Restate the entire listing word for word.

-- Start of Material supplied --

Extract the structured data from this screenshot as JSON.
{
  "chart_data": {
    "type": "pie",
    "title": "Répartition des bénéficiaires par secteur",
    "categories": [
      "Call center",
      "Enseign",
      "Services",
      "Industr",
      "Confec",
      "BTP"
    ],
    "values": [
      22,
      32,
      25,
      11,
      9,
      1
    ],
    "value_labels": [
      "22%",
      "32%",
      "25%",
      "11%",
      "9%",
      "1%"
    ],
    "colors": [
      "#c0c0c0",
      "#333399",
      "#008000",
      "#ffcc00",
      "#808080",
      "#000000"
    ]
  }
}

-- End of Material supplied --

**Answer in full**
Extract the structured data from this screenshot as JSON.
{
  "chart_data": {
    "type": "pie",
    "title": "Répartition des bénéficiaires par secteur",
    "categories": [
      "Call center",
      "Enseign",
      "Services",
      "Industr",
      "Confec",
      "BTP"
    ],
    "values": [
      22,
      32,
      25,
      11,
      9,
      1
    ],
    "value_labels": [
      "22%",
      "32%",
      "25%",
      "11%",
      "9%",
      "1%"
    ],
    "colors": [
      "#c0c0c0",
      "#333399",
      "#008000",
      "#ffcc00",
      "#808080",
      "#000000"
    ]
  }
}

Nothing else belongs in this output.